Data items
------
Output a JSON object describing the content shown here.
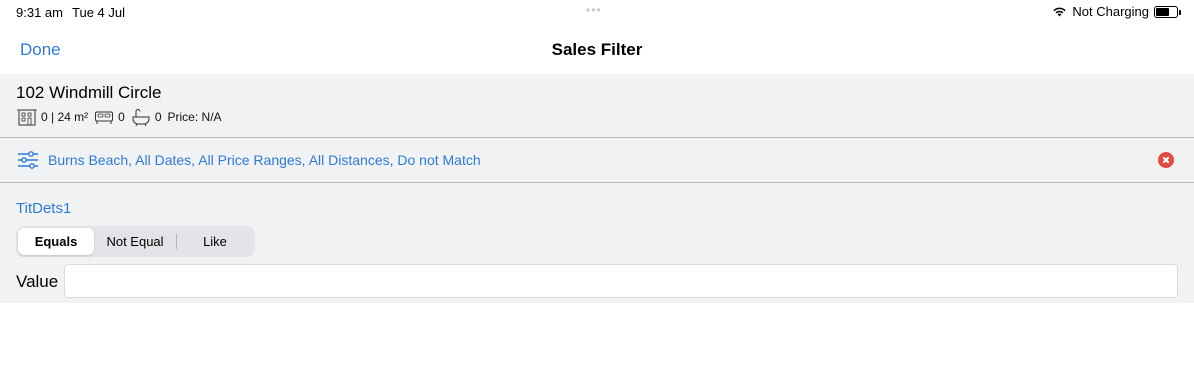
{
  "status": {
    "time": "9:31 am",
    "date": "Tue 4 Jul",
    "battery_text": "Not Charging",
    "battery_level": 0.65
  },
  "nav": {
    "done_label": "Done",
    "title": "Sales Filter"
  },
  "property": {
    "name": "102 Windmill Circle",
    "area": "0 | 24 m²",
    "bedrooms": "0",
    "bathrooms": "0",
    "price": "Price: N/A"
  },
  "filter": {
    "summary": "Burns Beach, All Dates, All Price Ranges, All Distances, Do not Match"
  },
  "form": {
    "field_title": "TitDets1",
    "segments": [
      "Equals",
      "Not Equal",
      "Like"
    ],
    "selected_segment": "Equals",
    "value_label": "Value",
    "value": "",
    "value_placeholder": ""
  },
  "colors": {
    "accent": "#2f7ad6",
    "clear_button": "#e24a3f",
    "panel_background": "#f1f2f4"
  }
}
------
WHAT TO DO:
Without the pictures, extract every entry verbatim.

CORRECT RESPONSE:
Output a JSON object describing the content shown here.
{
  "status": {
    "time": "9:31 am",
    "date": "Tue 4 Jul",
    "battery_text": "Not Charging",
    "battery_level": 0.65
  },
  "nav": {
    "done_label": "Done",
    "title": "Sales Filter"
  },
  "property": {
    "name": "102 Windmill Circle",
    "area": "0 | 24 m²",
    "bedrooms": "0",
    "bathrooms": "0",
    "price": "Price: N/A"
  },
  "filter": {
    "summary": "Burns Beach, All Dates, All Price Ranges, All Distances, Do not Match"
  },
  "form": {
    "field_title": "TitDets1",
    "segments": [
      "Equals",
      "Not Equal",
      "Like"
    ],
    "selected_segment": "Equals",
    "value_label": "Value",
    "value": "",
    "value_placeholder": ""
  },
  "colors": {
    "accent": "#2f7ad6",
    "clear_button": "#e24a3f",
    "panel_background": "#f1f2f4"
  }
}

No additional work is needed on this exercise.